GIVEN INFORMATION:

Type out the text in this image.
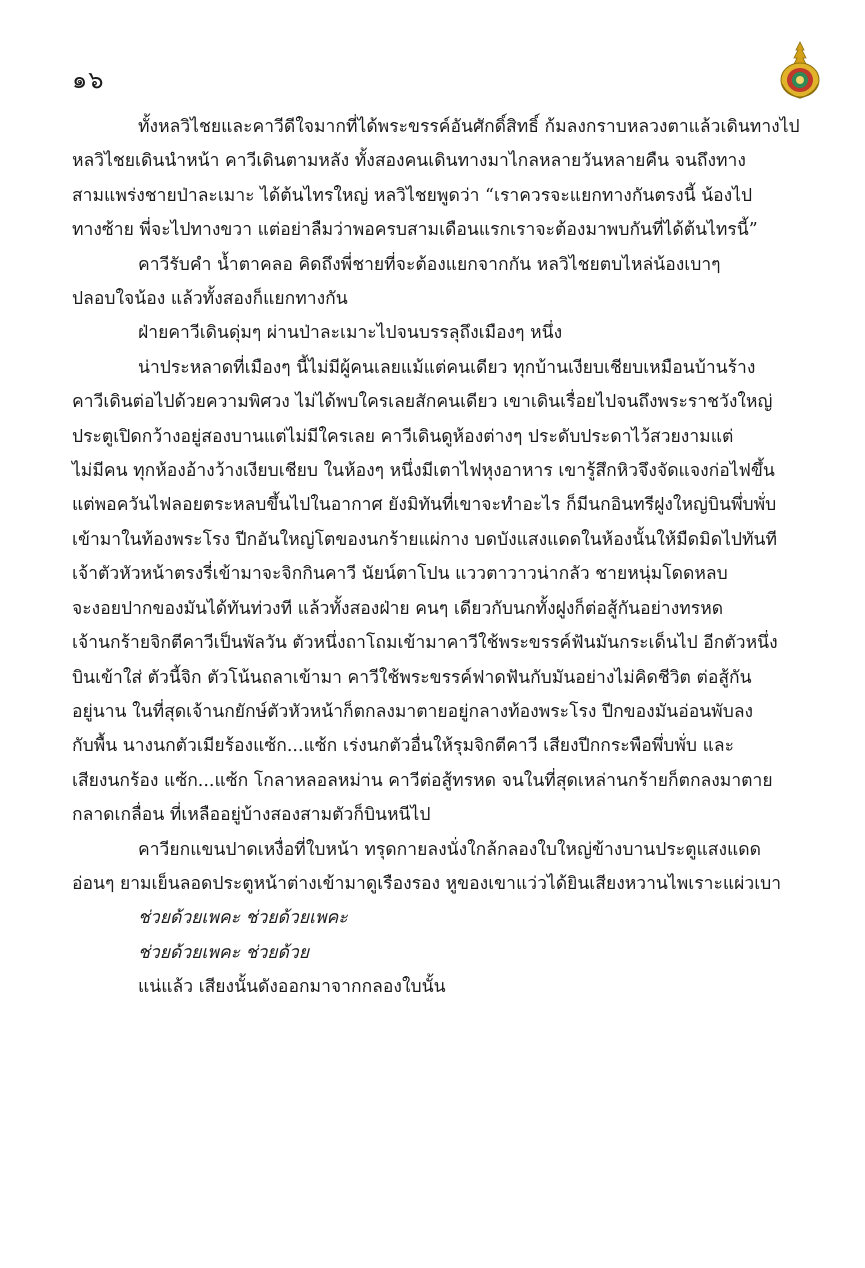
๑๖

ทั้งหลวิไชยและคาวีดีใจมากที่ได้พระขรรค์อันศักดิ์สิทธิ์ ก้มลงกราบหลวงตาแล้วเดินทางไป
หลวิไชยเดินนำหน้า คาวีเดินตามหลัง ทั้งสองคนเดินทางมาไกลหลายวันหลายคืน จนถึงทาง
สามแพร่งชายป่าละเมาะ ได้ต้นไทรใหญ่ หลวิไชยพูดว่า “เราควรจะแยกทางกันตรงนี้ น้องไป
ทางซ้าย พี่จะไปทางขวา แต่อย่าลืมว่าพอครบสามเดือนแรกเราจะต้องมาพบกันที่ได้ต้นไทรนี้”

คาวีรับคำ น้ำตาคลอ คิดถึงพี่ชายที่จะต้องแยกจากกัน หลวิไชยตบไหล่น้องเบาๆ
ปลอบใจน้อง แล้วทั้งสองก็แยกทางกัน

ฝ่ายคาวีเดินดุ่มๆ ผ่านป่าละเมาะไปจนบรรลุถึงเมืองๆ หนึ่ง

น่าประหลาดที่เมืองๆ นี้ไม่มีผู้คนเลยแม้แต่คนเดียว ทุกบ้านเงียบเชียบเหมือนบ้านร้าง
คาวีเดินต่อไปด้วยความพิศวง ไม่ได้พบใครเลยสักคนเดียว เขาเดินเรื่อยไปจนถึงพระราชวังใหญ่
ประตูเปิดกว้างอยู่สองบานแต่ไม่มีใครเลย คาวีเดินดูห้องต่างๆ ประดับประดาไว้สวยงามแต่
ไม่มีคน ทุกห้องอ้างว้างเงียบเชียบ ในห้องๆ หนึ่งมีเตาไฟหุงอาหาร เขารู้สึกหิวจึงจัดแจงก่อไฟขึ้น
แต่พอควันไฟลอยตระหลบขึ้นไปในอากาศ ยังมิทันที่เขาจะทำอะไร ก็มีนกอินทรีฝูงใหญ่บินพึ่บพั่บ
เข้ามาในท้องพระโรง ปีกอันใหญ่โตของนกร้ายแผ่กาง บดบังแสงแดดในห้องนั้นให้มืดมิดไปทันที
เจ้าตัวหัวหน้าตรงรี่เข้ามาจะจิกกินคาวี นัยน์ตาโปน แววตาวาวน่ากลัว ชายหนุ่มโดดหลบ
จะงอยปากของมันได้ทันท่วงที แล้วทั้งสองฝ่าย คนๆ เดียวกับนกทั้งฝูงก็ต่อสู้กันอย่างทรหด
เจ้านกร้ายจิกตีคาวีเป็นพัลวัน ตัวหนึ่งถาโถมเข้ามาคาวีใช้พระขรรค์ฟันมันกระเด็นไป อีกตัวหนึ่ง
บินเข้าใส่ ตัวนี้จิก ตัวโน้นถลาเข้ามา คาวีใช้พระขรรค์ฟาดฟันกับมันอย่างไม่คิดชีวิต ต่อสู้กัน
อยู่นาน ในที่สุดเจ้านกยักษ์ตัวหัวหน้าก็ตกลงมาตายอยู่กลางท้องพระโรง ปีกของมันอ่อนพับลง
กับพื้น นางนกตัวเมียร้องแซ้ก...แซ้ก เร่งนกตัวอื่นให้รุมจิกตีคาวี เสียงปีกกระพือพึ่บพั่บ และ
เสียงนกร้อง แซ้ก...แซ้ก โกลาหลอลหม่าน คาวีต่อสู้ทรหด จนในที่สุดเหล่านกร้ายก็ตกลงมาตาย
กลาดเกลื่อน ที่เหลืออยู่บ้างสองสามตัวก็บินหนีไป

คาวียกแขนปาดเหงื่อที่ใบหน้า ทรุดกายลงนั่งใกล้กลองใบใหญ่ข้างบานประตูแสงแดด
อ่อนๆ ยามเย็นลอดประตูหน้าต่างเข้ามาดูเรืองรอง หูของเขาแว่วได้ยินเสียงหวานไพเราะแผ่วเบา

ช่วยด้วยเพคะ ช่วยด้วยเพคะ

ช่วยด้วยเพคะ ช่วยด้วย

แน่แล้ว เสียงนั้นดังออกมาจากกลองใบนั้น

WORK TO BE COMPLETED: Print each line of the material above exactly, with the pictures removed from your copy.

ANSWER TO THIS TASK:
Type out the text in this image.
๑๖

ทั้งหลวิไชยและคาวีดีใจมากที่ได้พระขรรค์อันศักดิ์สิทธิ์ ก้มลงกราบหลวงตาแล้วเดินทางไป
หลวิไชยเดินนำหน้า คาวีเดินตามหลัง ทั้งสองคนเดินทางมาไกลหลายวันหลายคืน จนถึงทาง
สามแพร่งชายป่าละเมาะ ได้ต้นไทรใหญ่ หลวิไชยพูดว่า “เราควรจะแยกทางกันตรงนี้ น้องไป
ทางซ้าย พี่จะไปทางขวา แต่อย่าลืมว่าพอครบสามเดือนแรกเราจะต้องมาพบกันที่ได้ต้นไทรนี้”

คาวีรับคำ น้ำตาคลอ คิดถึงพี่ชายที่จะต้องแยกจากกัน หลวิไชยตบไหล่น้องเบาๆ
ปลอบใจน้อง แล้วทั้งสองก็แยกทางกัน

ฝ่ายคาวีเดินดุ่มๆ ผ่านป่าละเมาะไปจนบรรลุถึงเมืองๆ หนึ่ง

น่าประหลาดที่เมืองๆ นี้ไม่มีผู้คนเลยแม้แต่คนเดียว ทุกบ้านเงียบเชียบเหมือนบ้านร้าง
คาวีเดินต่อไปด้วยความพิศวง ไม่ได้พบใครเลยสักคนเดียว เขาเดินเรื่อยไปจนถึงพระราชวังใหญ่
ประตูเปิดกว้างอยู่สองบานแต่ไม่มีใครเลย คาวีเดินดูห้องต่างๆ ประดับประดาไว้สวยงามแต่
ไม่มีคน ทุกห้องอ้างว้างเงียบเชียบ ในห้องๆ หนึ่งมีเตาไฟหุงอาหาร เขารู้สึกหิวจึงจัดแจงก่อไฟขึ้น
แต่พอควันไฟลอยตระหลบขึ้นไปในอากาศ ยังมิทันที่เขาจะทำอะไร ก็มีนกอินทรีฝูงใหญ่บินพึ่บพั่บ
เข้ามาในท้องพระโรง ปีกอันใหญ่โตของนกร้ายแผ่กาง บดบังแสงแดดในห้องนั้นให้มืดมิดไปทันที
เจ้าตัวหัวหน้าตรงรี่เข้ามาจะจิกกินคาวี นัยน์ตาโปน แววตาวาวน่ากลัว ชายหนุ่มโดดหลบ
จะงอยปากของมันได้ทันท่วงที แล้วทั้งสองฝ่าย คนๆ เดียวกับนกทั้งฝูงก็ต่อสู้กันอย่างทรหด
เจ้านกร้ายจิกตีคาวีเป็นพัลวัน ตัวหนึ่งถาโถมเข้ามาคาวีใช้พระขรรค์ฟันมันกระเด็นไป อีกตัวหนึ่ง
บินเข้าใส่ ตัวนี้จิก ตัวโน้นถลาเข้ามา คาวีใช้พระขรรค์ฟาดฟันกับมันอย่างไม่คิดชีวิต ต่อสู้กัน
อยู่นาน ในที่สุดเจ้านกยักษ์ตัวหัวหน้าก็ตกลงมาตายอยู่กลางท้องพระโรง ปีกของมันอ่อนพับลง
กับพื้น นางนกตัวเมียร้องแซ้ก...แซ้ก เร่งนกตัวอื่นให้รุมจิกตีคาวี เสียงปีกกระพือพึ่บพั่บ และ
เสียงนกร้อง แซ้ก...แซ้ก โกลาหลอลหม่าน คาวีต่อสู้ทรหด จนในที่สุดเหล่านกร้ายก็ตกลงมาตาย
กลาดเกลื่อน ที่เหลืออยู่บ้างสองสามตัวก็บินหนีไป

คาวียกแขนปาดเหงื่อที่ใบหน้า ทรุดกายลงนั่งใกล้กลองใบใหญ่ข้างบานประตูแสงแดด
อ่อนๆ ยามเย็นลอดประตูหน้าต่างเข้ามาดูเรืองรอง หูของเขาแว่วได้ยินเสียงหวานไพเราะแผ่วเบา

ช่วยด้วยเพคะ ช่วยด้วยเพคะ

ช่วยด้วยเพคะ ช่วยด้วย

แน่แล้ว เสียงนั้นดังออกมาจากกลองใบนั้น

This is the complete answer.